TEXT TO READ —
[start]

[Swift-user] Remote SGE cluster
Mihael Hategan
hategan at mcs.anl.gov
Tue May 5 14:27:46 CDT 2015
Hi,
Have you modified any jar files or copied them from another swift
package?
The coaster bootstrap stores checksums of the jar files that it needs
(calculated at swift compile time) and checks all jar files that come
over an unsecured network against them. Maybe there should be a tool to
update these checksums when needed, not just at compile time.
Mihael
On Tue, 2015-05-05 at 11:01 -0300, Igor Russo wrote:
> Hi Mihael,
>
> Sorry to bother you again.
>
> You were right, after configuring the port forwarding the script is able to
> connect.
>
> But i still get an error "Checksum does not match".
>
> Here goes the content of the ~/coaster-bootstrap-xxx.log file:
>
> using plain mode
> BS: http://189.12.232.9:50006
> which: no gmd5sum in
> (/opt/openmpi/bin:/usr/lib64/qt-3.3/bin:/usr/local/bin:/bin:/usr/bin:/usr/local/sbin:/usr/sbin:/sbin:/opt/bio/ncbi/bin:/opt/bio/mpiblast/bin:/opt/bio/EMBOSS/bin:/opt/bio/clustalw/bin:/opt/bio/tcoffee/bin:/opt/bio/hmmer/bin:/opt/bio/phylip/exe:/opt/bio/mrbayes:/opt/bio/fasta:/opt/bio/glimmer/bin:/opt/bio/glimmer/scripts:/opt/bio/gromacs/bin:/opt/bio/gmap/bin:/opt/bio/tigr/bin:/opt/bio/autodocksuite/bin:/opt/bio/wgs/bin:/opt/eclipse:/opt/ganglia/bin:/opt/ganglia/sbin:/usr/java/latest/bin:/opt/maven/bin:/opt/pdsh/bin:/opt/rocks/bin:/opt/rocks/sbin:/opt/condor/bin:/opt/condor/sbin:/opt/gridengine/bin/linux-x64)

[end]

(Element position data)
[start]

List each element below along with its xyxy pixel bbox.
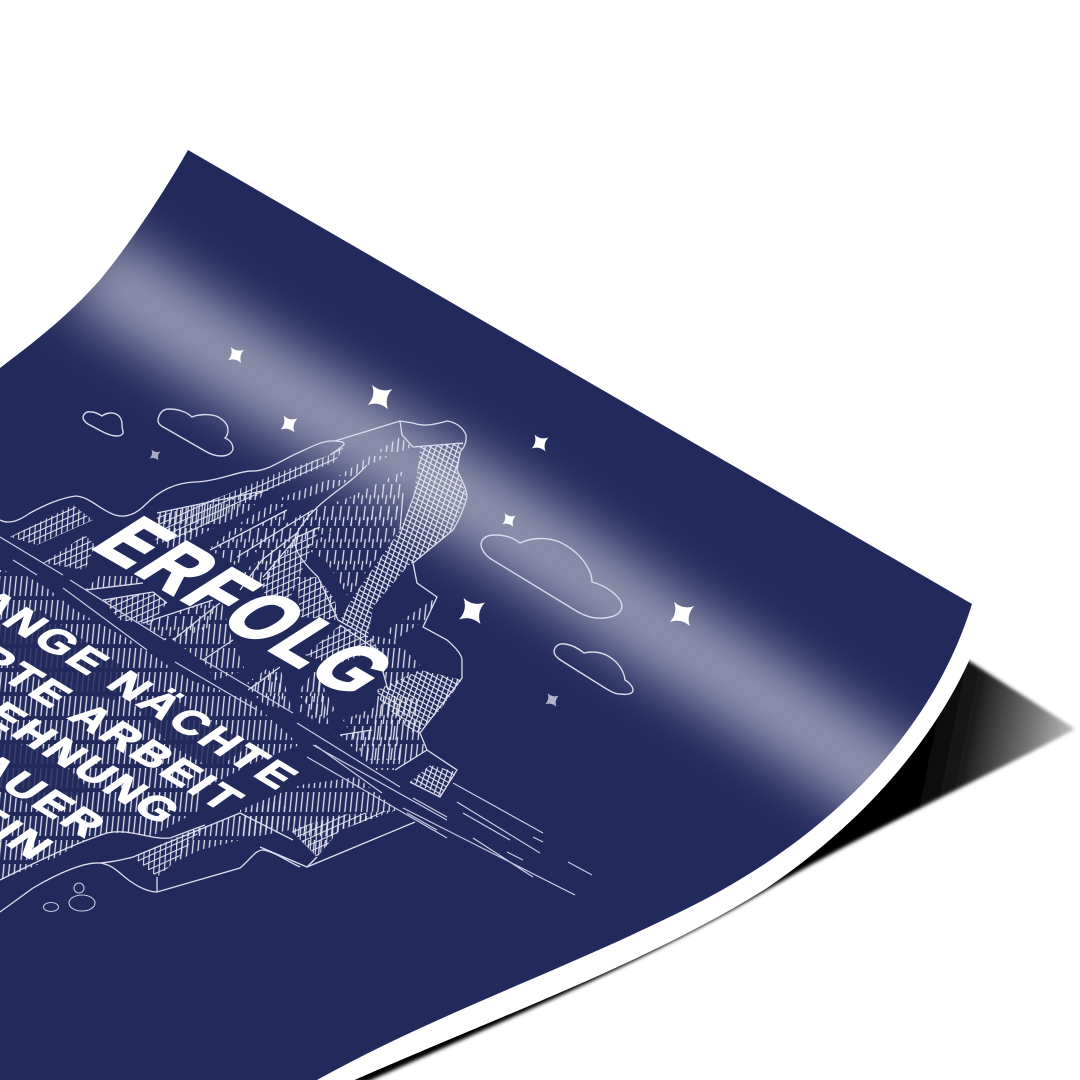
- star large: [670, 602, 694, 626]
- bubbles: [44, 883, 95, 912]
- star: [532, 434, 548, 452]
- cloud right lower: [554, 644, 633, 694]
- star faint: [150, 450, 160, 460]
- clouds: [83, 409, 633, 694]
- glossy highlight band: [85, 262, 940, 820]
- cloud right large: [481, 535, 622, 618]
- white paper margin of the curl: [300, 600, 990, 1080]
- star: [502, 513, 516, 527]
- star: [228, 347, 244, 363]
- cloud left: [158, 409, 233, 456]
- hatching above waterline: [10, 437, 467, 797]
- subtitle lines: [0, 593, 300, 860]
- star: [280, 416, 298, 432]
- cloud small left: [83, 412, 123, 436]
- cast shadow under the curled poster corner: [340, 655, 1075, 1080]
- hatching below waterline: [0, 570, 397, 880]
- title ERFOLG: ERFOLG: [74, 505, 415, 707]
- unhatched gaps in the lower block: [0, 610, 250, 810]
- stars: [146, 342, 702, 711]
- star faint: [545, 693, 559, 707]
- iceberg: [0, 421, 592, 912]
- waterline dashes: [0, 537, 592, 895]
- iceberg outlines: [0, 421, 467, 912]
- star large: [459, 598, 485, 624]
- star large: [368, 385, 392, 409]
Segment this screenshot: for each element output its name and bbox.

[end]

EXERCISE INSTRUCTIONS —
- 1) In the checksum thread, list every directory in the search path shown in the log that begins with /usr/.
- 2) Quote the checksum thread starting at "The coaster bootstrap" and ending at "bother you again.".
- 3) Continue the checksum thread from the point where it stops.
The entries aren't needed for any of this.

THE RESULTS —
- 1) /usr/lib64/qt-3.3/bin, /usr/local/bin, /usr/bin, /usr/local/sbin, /usr/sbin, /usr/java/latest/bin

- 2)
The coaster bootstrap stores checksums of the jar files that it needs
(calculated at swift compile time) and checks all jar files that come
over an unsecured network against them. Maybe there should be a tool to
update these checksums when needed, not just at compile time.
Mihael
On Tue, 2015-05-05 at 11:01 -0300, Igor Russo wrote:
> Hi Mihael,
>
> Sorry to bother you again.

- 3)
> Expected checksum: 9b7bd5a96a2912cf8d06d1a2fd891620
> Computed checksum: 9b7bd5a96a2912cf8d06d1a2fd891620
> JAVA=/usr/java/latest/bin/java
> plain /usr/java/latest/bin/java -Djava=/usr/java/latest/bin/java -Xmx64M
> -DGLOBUS_TCP_PORT_RANGE=
> -DX509_USER_PROXY=/home/igor/.globus/sshproxy-1344874142-1432003400
> -DX509_CERT_DIR=/home/igor/.globus/sshCAcert-1344874142-1432003400.pem
> -DGLOBUS_HOSTNAME=cluster.mmc.ufjf.br -Duser.home=/home/igor -jar
> /tmp/bootstrap.xTzo3v http://189.12.232.9:50006 https://189.12.232.9:50005
> 11100954039
> Failed to download cog-provider-coaster-0.3.jar:
> java.lang.RuntimeException: Checksum does not match.
>
>
> Thanks,
> Igor
>
> 2015-05-04 18:52 GMT-03:00 Mihael Hategan <hategan at mcs.anl.gov>:
>
> >
> > Hi,
> >
> > In most cases (globus, coasters), the service side (legion in this case)
> > needs the ability to connect back to the client (your home connection).
> >
> > Correct me if I'm wrong, but you are on a DSL line, behind a router with
> > NAT. If so, you must configure the router to forward some incoming
> > connections to the actual machine from which you are running swift from.
> > Typically this is done by configuring a certain port range forwarding on
> > the router (Yadu suggested GLOBUS_TCP_PORT_RANGE=50000,51000, so that
> > port range should be matched on the router).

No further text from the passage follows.